TASK DESCRIPTION:
Work out the number of lines with "ularning" in them. Reply with that number and no other words.

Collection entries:
********

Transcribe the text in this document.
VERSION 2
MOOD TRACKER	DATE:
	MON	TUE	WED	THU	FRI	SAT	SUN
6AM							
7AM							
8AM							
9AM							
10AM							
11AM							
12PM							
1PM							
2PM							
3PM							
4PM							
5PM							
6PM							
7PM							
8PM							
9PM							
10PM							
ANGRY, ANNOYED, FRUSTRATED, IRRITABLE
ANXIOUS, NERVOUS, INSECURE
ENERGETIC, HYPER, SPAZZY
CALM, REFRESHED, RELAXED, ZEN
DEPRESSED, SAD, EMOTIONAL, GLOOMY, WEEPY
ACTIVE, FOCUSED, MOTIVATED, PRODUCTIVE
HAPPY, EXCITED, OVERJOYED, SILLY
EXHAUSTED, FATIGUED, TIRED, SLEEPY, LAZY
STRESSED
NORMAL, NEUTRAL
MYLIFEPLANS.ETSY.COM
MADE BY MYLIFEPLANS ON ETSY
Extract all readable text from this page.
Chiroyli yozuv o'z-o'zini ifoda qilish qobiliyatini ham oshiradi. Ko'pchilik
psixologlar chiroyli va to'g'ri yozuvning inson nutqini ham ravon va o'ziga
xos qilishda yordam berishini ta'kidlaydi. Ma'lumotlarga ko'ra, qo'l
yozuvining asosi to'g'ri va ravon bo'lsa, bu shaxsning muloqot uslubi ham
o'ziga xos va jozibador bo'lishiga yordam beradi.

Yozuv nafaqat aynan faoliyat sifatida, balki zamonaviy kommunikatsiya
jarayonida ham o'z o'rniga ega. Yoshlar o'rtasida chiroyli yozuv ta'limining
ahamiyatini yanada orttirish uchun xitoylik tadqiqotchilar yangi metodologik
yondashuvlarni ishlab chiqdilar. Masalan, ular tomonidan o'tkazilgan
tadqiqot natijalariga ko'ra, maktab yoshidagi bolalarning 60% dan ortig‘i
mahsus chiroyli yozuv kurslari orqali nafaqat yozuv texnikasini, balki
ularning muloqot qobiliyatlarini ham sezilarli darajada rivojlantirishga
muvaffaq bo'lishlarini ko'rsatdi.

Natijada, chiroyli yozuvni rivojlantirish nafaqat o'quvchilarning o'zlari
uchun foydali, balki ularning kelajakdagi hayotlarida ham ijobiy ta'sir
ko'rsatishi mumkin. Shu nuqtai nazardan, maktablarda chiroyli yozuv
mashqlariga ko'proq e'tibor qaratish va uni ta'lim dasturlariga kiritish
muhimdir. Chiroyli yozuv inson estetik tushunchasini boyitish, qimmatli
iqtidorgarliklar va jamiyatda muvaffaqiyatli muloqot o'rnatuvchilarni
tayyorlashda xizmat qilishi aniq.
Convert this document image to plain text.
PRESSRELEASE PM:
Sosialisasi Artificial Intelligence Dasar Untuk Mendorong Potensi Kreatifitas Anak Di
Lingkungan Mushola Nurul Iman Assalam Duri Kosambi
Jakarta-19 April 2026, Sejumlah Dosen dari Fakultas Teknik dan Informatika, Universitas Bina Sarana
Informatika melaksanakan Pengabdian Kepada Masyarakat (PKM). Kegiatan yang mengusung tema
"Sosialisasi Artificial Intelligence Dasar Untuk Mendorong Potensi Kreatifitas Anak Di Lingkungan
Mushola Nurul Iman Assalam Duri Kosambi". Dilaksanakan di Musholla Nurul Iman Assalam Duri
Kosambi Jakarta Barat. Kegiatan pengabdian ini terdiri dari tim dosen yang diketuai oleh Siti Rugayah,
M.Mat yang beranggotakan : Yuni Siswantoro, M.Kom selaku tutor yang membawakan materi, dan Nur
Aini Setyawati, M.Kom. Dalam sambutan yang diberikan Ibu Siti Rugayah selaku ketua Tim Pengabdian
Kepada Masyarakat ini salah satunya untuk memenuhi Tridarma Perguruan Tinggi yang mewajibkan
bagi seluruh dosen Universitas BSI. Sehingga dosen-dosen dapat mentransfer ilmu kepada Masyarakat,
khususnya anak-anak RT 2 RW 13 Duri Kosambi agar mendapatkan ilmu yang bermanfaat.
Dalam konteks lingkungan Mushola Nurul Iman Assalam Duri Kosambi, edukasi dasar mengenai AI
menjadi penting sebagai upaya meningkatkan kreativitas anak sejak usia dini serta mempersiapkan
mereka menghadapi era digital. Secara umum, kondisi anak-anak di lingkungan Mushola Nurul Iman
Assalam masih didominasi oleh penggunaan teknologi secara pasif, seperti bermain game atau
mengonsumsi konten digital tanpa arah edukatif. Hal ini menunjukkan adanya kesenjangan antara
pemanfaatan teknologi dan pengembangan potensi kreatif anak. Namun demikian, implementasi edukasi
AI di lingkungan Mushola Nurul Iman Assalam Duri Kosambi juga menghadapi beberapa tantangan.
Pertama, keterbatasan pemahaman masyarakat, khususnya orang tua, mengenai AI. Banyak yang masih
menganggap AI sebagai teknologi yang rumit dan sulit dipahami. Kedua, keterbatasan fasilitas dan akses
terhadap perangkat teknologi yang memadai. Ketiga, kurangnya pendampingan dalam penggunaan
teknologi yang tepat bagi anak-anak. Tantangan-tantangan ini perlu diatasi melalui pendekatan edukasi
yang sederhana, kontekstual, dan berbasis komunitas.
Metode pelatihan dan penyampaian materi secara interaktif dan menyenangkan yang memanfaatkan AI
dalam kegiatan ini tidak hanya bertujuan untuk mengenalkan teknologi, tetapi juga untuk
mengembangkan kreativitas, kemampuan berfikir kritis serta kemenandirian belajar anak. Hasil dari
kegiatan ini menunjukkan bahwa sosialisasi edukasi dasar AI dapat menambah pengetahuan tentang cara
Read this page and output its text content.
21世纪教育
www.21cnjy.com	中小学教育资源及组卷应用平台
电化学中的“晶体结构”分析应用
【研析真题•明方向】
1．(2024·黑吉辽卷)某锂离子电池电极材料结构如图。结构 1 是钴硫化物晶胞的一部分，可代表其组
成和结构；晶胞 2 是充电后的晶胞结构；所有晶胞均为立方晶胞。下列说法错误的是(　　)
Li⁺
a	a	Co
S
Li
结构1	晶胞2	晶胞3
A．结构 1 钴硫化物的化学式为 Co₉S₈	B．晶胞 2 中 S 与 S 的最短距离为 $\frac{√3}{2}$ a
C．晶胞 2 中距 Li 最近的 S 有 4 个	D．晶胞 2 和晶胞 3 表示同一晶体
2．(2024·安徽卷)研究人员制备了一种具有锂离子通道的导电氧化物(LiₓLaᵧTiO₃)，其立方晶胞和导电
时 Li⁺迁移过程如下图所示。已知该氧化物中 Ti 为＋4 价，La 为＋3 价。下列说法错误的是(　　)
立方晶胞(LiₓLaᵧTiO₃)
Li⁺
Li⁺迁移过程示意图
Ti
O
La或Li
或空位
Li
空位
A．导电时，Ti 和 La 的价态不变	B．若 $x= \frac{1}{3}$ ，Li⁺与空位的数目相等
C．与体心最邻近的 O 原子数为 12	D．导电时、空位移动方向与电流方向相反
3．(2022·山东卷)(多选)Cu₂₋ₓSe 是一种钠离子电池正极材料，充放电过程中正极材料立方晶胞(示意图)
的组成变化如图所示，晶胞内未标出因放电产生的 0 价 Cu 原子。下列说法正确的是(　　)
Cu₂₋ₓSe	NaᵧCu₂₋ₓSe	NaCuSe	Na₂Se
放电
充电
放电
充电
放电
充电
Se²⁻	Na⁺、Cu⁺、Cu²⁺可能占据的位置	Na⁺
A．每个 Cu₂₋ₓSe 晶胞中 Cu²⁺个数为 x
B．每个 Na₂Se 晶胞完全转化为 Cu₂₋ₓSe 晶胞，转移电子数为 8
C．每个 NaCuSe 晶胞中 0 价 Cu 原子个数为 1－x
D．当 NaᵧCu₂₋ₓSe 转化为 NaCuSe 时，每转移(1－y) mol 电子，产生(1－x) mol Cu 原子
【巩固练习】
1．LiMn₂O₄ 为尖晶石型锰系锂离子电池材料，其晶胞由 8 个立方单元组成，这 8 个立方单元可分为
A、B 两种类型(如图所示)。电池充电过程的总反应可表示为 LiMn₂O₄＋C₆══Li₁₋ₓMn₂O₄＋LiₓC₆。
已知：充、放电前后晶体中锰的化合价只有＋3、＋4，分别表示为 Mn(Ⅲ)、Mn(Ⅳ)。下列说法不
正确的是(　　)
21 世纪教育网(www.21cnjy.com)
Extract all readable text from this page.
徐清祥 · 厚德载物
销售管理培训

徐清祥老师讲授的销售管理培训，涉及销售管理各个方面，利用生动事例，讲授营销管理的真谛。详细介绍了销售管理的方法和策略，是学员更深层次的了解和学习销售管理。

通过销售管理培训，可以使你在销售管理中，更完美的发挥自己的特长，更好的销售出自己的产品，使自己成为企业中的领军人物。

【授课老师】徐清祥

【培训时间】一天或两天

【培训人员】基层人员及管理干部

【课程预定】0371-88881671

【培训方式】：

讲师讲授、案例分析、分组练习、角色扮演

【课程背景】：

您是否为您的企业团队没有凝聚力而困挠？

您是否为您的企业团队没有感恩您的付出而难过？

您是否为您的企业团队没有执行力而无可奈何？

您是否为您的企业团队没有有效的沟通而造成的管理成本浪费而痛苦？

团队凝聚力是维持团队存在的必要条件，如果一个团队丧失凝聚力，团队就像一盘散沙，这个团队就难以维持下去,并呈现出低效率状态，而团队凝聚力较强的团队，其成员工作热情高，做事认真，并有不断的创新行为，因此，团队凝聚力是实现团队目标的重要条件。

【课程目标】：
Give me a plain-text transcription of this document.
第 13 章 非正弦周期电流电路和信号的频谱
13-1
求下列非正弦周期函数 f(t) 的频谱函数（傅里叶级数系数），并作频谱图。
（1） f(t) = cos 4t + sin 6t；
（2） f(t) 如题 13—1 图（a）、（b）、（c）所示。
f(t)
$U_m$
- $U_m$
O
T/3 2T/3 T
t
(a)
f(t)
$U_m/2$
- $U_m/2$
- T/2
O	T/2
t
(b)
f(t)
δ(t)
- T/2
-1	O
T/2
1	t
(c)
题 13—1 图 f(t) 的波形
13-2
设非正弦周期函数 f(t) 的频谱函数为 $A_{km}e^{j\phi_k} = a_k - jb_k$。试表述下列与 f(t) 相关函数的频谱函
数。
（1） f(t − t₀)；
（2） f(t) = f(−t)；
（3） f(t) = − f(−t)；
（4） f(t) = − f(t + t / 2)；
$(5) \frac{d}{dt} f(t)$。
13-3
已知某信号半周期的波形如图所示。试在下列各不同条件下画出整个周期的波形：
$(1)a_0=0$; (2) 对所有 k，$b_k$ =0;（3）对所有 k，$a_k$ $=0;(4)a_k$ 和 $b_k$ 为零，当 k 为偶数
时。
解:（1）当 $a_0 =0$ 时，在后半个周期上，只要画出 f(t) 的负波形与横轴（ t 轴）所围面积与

********

SOLUTION FOR THIS TASK:
2